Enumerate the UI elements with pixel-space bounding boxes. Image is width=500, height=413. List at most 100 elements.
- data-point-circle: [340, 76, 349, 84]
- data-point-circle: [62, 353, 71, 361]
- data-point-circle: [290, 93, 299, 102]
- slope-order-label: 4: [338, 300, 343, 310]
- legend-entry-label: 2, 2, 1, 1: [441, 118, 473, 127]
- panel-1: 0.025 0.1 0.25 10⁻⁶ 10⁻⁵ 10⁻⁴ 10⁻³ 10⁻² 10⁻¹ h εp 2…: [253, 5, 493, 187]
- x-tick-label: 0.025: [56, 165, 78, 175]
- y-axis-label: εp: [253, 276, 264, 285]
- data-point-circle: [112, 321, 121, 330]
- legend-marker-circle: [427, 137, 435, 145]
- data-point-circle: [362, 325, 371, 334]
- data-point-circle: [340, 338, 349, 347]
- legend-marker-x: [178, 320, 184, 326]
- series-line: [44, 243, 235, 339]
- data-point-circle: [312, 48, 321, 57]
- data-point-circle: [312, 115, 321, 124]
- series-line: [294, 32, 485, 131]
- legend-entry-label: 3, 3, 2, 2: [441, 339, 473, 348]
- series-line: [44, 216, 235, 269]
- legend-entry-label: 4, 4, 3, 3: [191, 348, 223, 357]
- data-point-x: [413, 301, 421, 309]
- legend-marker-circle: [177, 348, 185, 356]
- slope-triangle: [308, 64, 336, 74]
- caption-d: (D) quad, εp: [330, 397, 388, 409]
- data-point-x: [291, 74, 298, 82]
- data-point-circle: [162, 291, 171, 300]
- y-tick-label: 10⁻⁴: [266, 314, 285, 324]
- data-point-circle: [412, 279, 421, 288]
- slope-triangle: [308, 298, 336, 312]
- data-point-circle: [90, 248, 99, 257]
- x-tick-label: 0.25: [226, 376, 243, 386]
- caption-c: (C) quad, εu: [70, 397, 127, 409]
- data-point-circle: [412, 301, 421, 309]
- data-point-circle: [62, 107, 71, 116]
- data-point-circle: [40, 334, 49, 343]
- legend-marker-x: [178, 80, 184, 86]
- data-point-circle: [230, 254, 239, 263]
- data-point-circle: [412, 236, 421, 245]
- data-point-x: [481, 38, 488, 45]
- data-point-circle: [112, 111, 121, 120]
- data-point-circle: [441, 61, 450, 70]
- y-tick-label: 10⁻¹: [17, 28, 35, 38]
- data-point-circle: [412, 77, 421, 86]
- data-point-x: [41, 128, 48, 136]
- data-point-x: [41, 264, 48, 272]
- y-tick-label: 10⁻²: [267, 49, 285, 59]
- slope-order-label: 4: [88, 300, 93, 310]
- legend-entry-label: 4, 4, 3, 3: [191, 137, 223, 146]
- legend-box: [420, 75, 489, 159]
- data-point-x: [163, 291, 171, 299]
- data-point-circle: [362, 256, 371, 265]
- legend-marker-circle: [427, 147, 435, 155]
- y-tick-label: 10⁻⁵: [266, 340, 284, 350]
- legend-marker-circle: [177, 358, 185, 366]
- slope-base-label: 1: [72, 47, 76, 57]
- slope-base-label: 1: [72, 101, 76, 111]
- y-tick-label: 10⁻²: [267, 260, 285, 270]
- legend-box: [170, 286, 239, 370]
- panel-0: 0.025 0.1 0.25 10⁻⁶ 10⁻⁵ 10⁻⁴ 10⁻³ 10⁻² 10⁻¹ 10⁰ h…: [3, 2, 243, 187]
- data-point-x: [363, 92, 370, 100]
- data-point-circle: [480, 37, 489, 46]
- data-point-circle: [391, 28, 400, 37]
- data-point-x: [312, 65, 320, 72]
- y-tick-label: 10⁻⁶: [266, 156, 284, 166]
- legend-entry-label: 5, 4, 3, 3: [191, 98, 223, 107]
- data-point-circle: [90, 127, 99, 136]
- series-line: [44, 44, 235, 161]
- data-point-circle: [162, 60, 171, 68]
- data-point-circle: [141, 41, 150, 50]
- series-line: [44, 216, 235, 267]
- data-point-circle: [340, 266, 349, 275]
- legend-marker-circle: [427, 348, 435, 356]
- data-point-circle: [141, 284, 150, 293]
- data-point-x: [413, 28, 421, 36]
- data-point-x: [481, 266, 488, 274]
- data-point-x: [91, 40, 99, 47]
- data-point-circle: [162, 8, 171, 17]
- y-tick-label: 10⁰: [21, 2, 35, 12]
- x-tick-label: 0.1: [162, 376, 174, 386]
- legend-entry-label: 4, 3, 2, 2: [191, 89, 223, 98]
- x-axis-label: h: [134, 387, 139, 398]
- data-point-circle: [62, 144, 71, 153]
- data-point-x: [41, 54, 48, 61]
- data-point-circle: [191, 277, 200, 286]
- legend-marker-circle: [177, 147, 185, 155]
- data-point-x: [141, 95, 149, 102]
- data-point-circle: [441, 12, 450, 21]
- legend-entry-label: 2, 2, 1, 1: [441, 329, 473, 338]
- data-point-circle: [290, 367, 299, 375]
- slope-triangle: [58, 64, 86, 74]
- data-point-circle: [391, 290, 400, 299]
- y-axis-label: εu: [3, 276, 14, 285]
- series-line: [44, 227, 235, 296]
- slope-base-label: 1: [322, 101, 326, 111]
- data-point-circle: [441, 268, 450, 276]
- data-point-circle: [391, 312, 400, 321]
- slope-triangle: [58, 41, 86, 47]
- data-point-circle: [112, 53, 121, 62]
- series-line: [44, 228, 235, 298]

※

• [Task]: Reproduce the records word for word, from the first line through the line that contains "- legend-entry-label: 4, 4, 3, 3: [191, 348, 223, 357]", including that line.

• [Written response]:
Enumerate the UI elements with pixel-space bounding boxes. Image is width=500, height=413. List at most 100 elements.
- data-point-circle: [340, 76, 349, 84]
- data-point-circle: [62, 353, 71, 361]
- data-point-circle: [290, 93, 299, 102]
- slope-order-label: 4: [338, 300, 343, 310]
- legend-entry-label: 2, 2, 1, 1: [441, 118, 473, 127]
- panel-1: 0.025 0.1 0.25 10⁻⁶ 10⁻⁵ 10⁻⁴ 10⁻³ 10⁻² 10⁻¹ h εp 2…: [253, 5, 493, 187]
- x-tick-label: 0.025: [56, 165, 78, 175]
- y-axis-label: εp: [253, 276, 264, 285]
- data-point-circle: [112, 321, 121, 330]
- legend-marker-circle: [427, 137, 435, 145]
- data-point-circle: [362, 325, 371, 334]
- data-point-circle: [340, 338, 349, 347]
- legend-marker-x: [178, 320, 184, 326]
- series-line: [44, 243, 235, 339]
- data-point-circle: [312, 48, 321, 57]
- data-point-circle: [312, 115, 321, 124]
- series-line: [294, 32, 485, 131]
- legend-entry-label: 3, 3, 2, 2: [441, 339, 473, 348]
- series-line: [44, 216, 235, 269]
- legend-entry-label: 4, 4, 3, 3: [191, 348, 223, 357]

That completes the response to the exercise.